Objective
Which lines in the records below contain the word "SiII"? Copy each one out.

Data records
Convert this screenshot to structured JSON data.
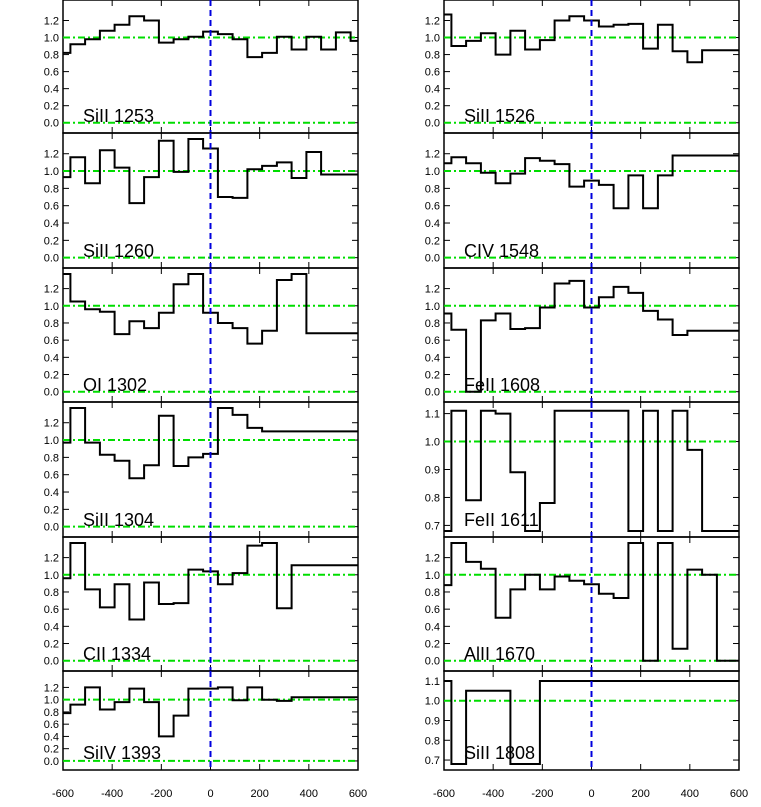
{
  "chart_data": {
    "type": "line",
    "title": "",
    "xlabel": "",
    "ylabel": "",
    "x_ticks": [
      -600,
      -400,
      -200,
      0,
      200,
      400,
      600
    ],
    "x_tick_labels": [
      "-600",
      "-400",
      "-200",
      "0",
      "200",
      "400",
      "600"
    ],
    "xlim": [
      -600,
      600
    ],
    "reference_lines": {
      "continuum": 1.0,
      "zero": 0.0,
      "velocity_zero": 0
    },
    "colors": {
      "spectrum": "#000000",
      "reference": "#00dd00",
      "velocity_zero": "#0000dd",
      "axes": "#000000"
    },
    "panels": [
      {
        "label": "SiII 1253",
        "column": "left",
        "ylim": [
          -0.05,
          1.37
        ],
        "y_tick_labels": [
          "0.0",
          "0.2",
          "0.4",
          "0.6",
          "0.8",
          "1.0",
          "1.2"
        ],
        "x": [
          -600,
          -540,
          -480,
          -420,
          -360,
          -300,
          -240,
          -180,
          -120,
          -60,
          0,
          60,
          120,
          180,
          240,
          300,
          360,
          420,
          480,
          540,
          600
        ],
        "y": [
          0.82,
          0.92,
          0.98,
          1.08,
          1.15,
          1.25,
          1.2,
          0.94,
          0.98,
          1.01,
          1.07,
          1.04,
          0.98,
          0.77,
          0.82,
          1.01,
          0.86,
          1.01,
          0.86,
          1.06,
          0.96
        ]
      },
      {
        "label": "SiII 1260",
        "column": "left",
        "ylim": [
          -0.05,
          1.37
        ],
        "y_tick_labels": [
          "0.0",
          "0.2",
          "0.4",
          "0.6",
          "0.8",
          "1.0",
          "1.2"
        ],
        "x": [
          -600,
          -540,
          -480,
          -420,
          -360,
          -300,
          -240,
          -180,
          -120,
          -60,
          0,
          60,
          120,
          180,
          240,
          300,
          360,
          420,
          480,
          540,
          600
        ],
        "y": [
          0.93,
          1.16,
          0.86,
          1.24,
          1.04,
          0.63,
          0.93,
          1.35,
          0.99,
          1.37,
          1.26,
          0.7,
          0.69,
          1.02,
          1.06,
          1.1,
          0.92,
          1.22,
          0.96,
          0.96,
          0.96
        ]
      },
      {
        "label": "OI 1302",
        "column": "left",
        "ylim": [
          -0.05,
          1.37
        ],
        "y_tick_labels": [
          "0.0",
          "0.2",
          "0.4",
          "0.6",
          "0.8",
          "1.0",
          "1.2"
        ],
        "x": [
          -600,
          -540,
          -480,
          -420,
          -360,
          -300,
          -240,
          -180,
          -120,
          -60,
          0,
          60,
          120,
          180,
          240,
          300,
          360,
          420,
          480,
          540,
          600
        ],
        "y": [
          1.37,
          1.05,
          0.96,
          0.93,
          0.67,
          0.82,
          0.74,
          0.92,
          1.25,
          1.37,
          0.92,
          0.8,
          0.74,
          0.56,
          0.71,
          1.3,
          1.37,
          0.68,
          0.68,
          0.68,
          0.68
        ]
      },
      {
        "label": "SiII 1304",
        "column": "left",
        "ylim": [
          -0.05,
          1.37
        ],
        "y_tick_labels": [
          "0.0",
          "0.2",
          "0.4",
          "0.6",
          "0.8",
          "1.0",
          "1.2"
        ],
        "x": [
          -600,
          -540,
          -480,
          -420,
          -360,
          -300,
          -240,
          -180,
          -120,
          -60,
          0,
          60,
          120,
          180,
          240,
          300,
          360,
          420,
          480,
          540,
          600
        ],
        "y": [
          0.97,
          1.37,
          0.97,
          0.83,
          0.76,
          0.56,
          0.71,
          1.28,
          0.7,
          0.8,
          0.84,
          1.37,
          1.29,
          1.14,
          1.1,
          1.1,
          1.1,
          1.1,
          1.1,
          1.1,
          1.1
        ]
      },
      {
        "label": "CII 1334",
        "column": "left",
        "ylim": [
          -0.05,
          1.37
        ],
        "y_tick_labels": [
          "0.0",
          "0.2",
          "0.4",
          "0.6",
          "0.8",
          "1.0",
          "1.2"
        ],
        "x": [
          -600,
          -540,
          -480,
          -420,
          -360,
          -300,
          -240,
          -180,
          -120,
          -60,
          0,
          60,
          120,
          180,
          240,
          300,
          360,
          420,
          480,
          540,
          600
        ],
        "y": [
          0.96,
          1.37,
          0.83,
          0.62,
          0.89,
          0.48,
          0.91,
          0.66,
          0.67,
          1.06,
          1.04,
          0.89,
          1.02,
          1.34,
          1.37,
          0.61,
          1.11,
          1.11,
          1.11,
          1.11,
          1.11
        ]
      },
      {
        "label": "SiIV 1393",
        "column": "left",
        "ylim": [
          -0.05,
          1.37
        ],
        "y_tick_labels": [
          "0.0",
          "0.2",
          "0.4",
          "0.6",
          "0.8",
          "1.0",
          "1.2"
        ],
        "x": [
          -600,
          -540,
          -480,
          -420,
          -360,
          -300,
          -240,
          -180,
          -120,
          -60,
          0,
          60,
          120,
          180,
          240,
          300,
          360,
          420,
          480,
          540,
          600
        ],
        "y": [
          0.78,
          0.92,
          1.2,
          0.84,
          0.96,
          1.18,
          0.96,
          0.4,
          0.74,
          1.18,
          1.18,
          1.2,
          0.99,
          1.2,
          1.0,
          0.98,
          1.04,
          1.04,
          1.04,
          1.04,
          1.04
        ]
      },
      {
        "label": "SiII 1526",
        "column": "right",
        "ylim": [
          -0.05,
          1.37
        ],
        "y_tick_labels": [
          "0.0",
          "0.2",
          "0.4",
          "0.6",
          "0.8",
          "1.0",
          "1.2"
        ],
        "x": [
          -600,
          -540,
          -480,
          -420,
          -360,
          -300,
          -240,
          -180,
          -120,
          -60,
          0,
          60,
          120,
          180,
          240,
          300,
          360,
          420,
          480,
          540,
          600
        ],
        "y": [
          1.27,
          0.9,
          0.96,
          1.05,
          0.8,
          1.08,
          0.86,
          0.97,
          1.2,
          1.25,
          1.2,
          1.13,
          1.15,
          1.16,
          0.87,
          1.15,
          0.84,
          0.71,
          0.85,
          0.85,
          0.85
        ]
      },
      {
        "label": "CIV 1548",
        "column": "right",
        "ylim": [
          -0.05,
          1.37
        ],
        "y_tick_labels": [
          "0.0",
          "0.2",
          "0.4",
          "0.6",
          "0.8",
          "1.0",
          "1.2"
        ],
        "x": [
          -600,
          -540,
          -480,
          -420,
          -360,
          -300,
          -240,
          -180,
          -120,
          -60,
          0,
          60,
          120,
          180,
          240,
          300,
          360,
          420,
          480,
          540,
          600
        ],
        "y": [
          1.09,
          1.16,
          1.09,
          0.98,
          0.86,
          0.97,
          1.15,
          1.12,
          1.08,
          0.82,
          0.89,
          0.84,
          0.57,
          0.95,
          0.57,
          0.95,
          1.18,
          1.18,
          1.18,
          1.18,
          1.18
        ]
      },
      {
        "label": "FeII 1608",
        "column": "right",
        "ylim": [
          -0.05,
          1.37
        ],
        "y_tick_labels": [
          "0.0",
          "0.2",
          "0.4",
          "0.6",
          "0.8",
          "1.0",
          "1.2"
        ],
        "x": [
          -600,
          -540,
          -480,
          -420,
          -360,
          -300,
          -240,
          -180,
          -120,
          -60,
          0,
          60,
          120,
          180,
          240,
          300,
          360,
          420,
          480,
          540,
          600
        ],
        "y": [
          0.91,
          0.72,
          0.0,
          0.83,
          0.91,
          0.73,
          0.74,
          0.98,
          1.26,
          1.29,
          0.98,
          1.1,
          1.22,
          1.15,
          0.94,
          0.84,
          0.66,
          0.71,
          0.71,
          0.71,
          0.71
        ]
      },
      {
        "label": "FeII 1611",
        "column": "right",
        "ylim": [
          0.68,
          1.12
        ],
        "y_tick_labels": [
          "0.7",
          "0.8",
          "0.9",
          "1.0",
          "1.1"
        ],
        "x": [
          -600,
          -540,
          -480,
          -420,
          -360,
          -300,
          -240,
          -180,
          -120,
          -60,
          0,
          60,
          120,
          180,
          240,
          300,
          360,
          420,
          480,
          540,
          600
        ],
        "y": [
          0.68,
          1.11,
          0.79,
          1.11,
          1.1,
          0.89,
          0.68,
          0.78,
          1.11,
          1.11,
          1.11,
          1.11,
          1.11,
          0.68,
          1.11,
          0.68,
          1.11,
          0.97,
          0.68,
          0.68,
          0.68
        ]
      },
      {
        "label": "AlII 1670",
        "column": "right",
        "ylim": [
          -0.05,
          1.37
        ],
        "y_tick_labels": [
          "0.0",
          "0.2",
          "0.4",
          "0.6",
          "0.8",
          "1.0",
          "1.2"
        ],
        "x": [
          -600,
          -540,
          -480,
          -420,
          -360,
          -300,
          -240,
          -180,
          -120,
          -60,
          0,
          60,
          120,
          180,
          240,
          300,
          360,
          420,
          480,
          540,
          600
        ],
        "y": [
          0.88,
          1.37,
          1.15,
          1.07,
          0.5,
          0.83,
          1.0,
          0.83,
          0.98,
          0.93,
          0.89,
          0.78,
          0.73,
          1.37,
          0.0,
          1.37,
          0.14,
          1.06,
          1.0,
          0.0,
          0.0
        ]
      },
      {
        "label": "SiII 1808",
        "column": "right",
        "ylim": [
          0.68,
          1.12
        ],
        "y_tick_labels": [
          "0.7",
          "0.8",
          "0.9",
          "1.0",
          "1.1"
        ],
        "x": [
          -600,
          -540,
          -480,
          -420,
          -360,
          -300,
          -240,
          -180,
          -120,
          -60,
          0,
          60,
          120,
          180,
          240,
          300,
          360,
          420,
          480,
          540,
          600
        ],
        "y": [
          1.1,
          0.68,
          1.05,
          1.05,
          1.05,
          0.68,
          0.68,
          1.1,
          1.1,
          1.1,
          1.1,
          1.1,
          1.1,
          1.1,
          1.1,
          1.1,
          1.1,
          1.1,
          1.1,
          1.1,
          1.1
        ]
      }
    ]
  }
}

Solution to this exercise
        "label": "SiII 1253",
        "label": "SiII 1260",
        "label": "SiII 1304",
        "label": "SiII 1526",
        "label": "SiII 1808",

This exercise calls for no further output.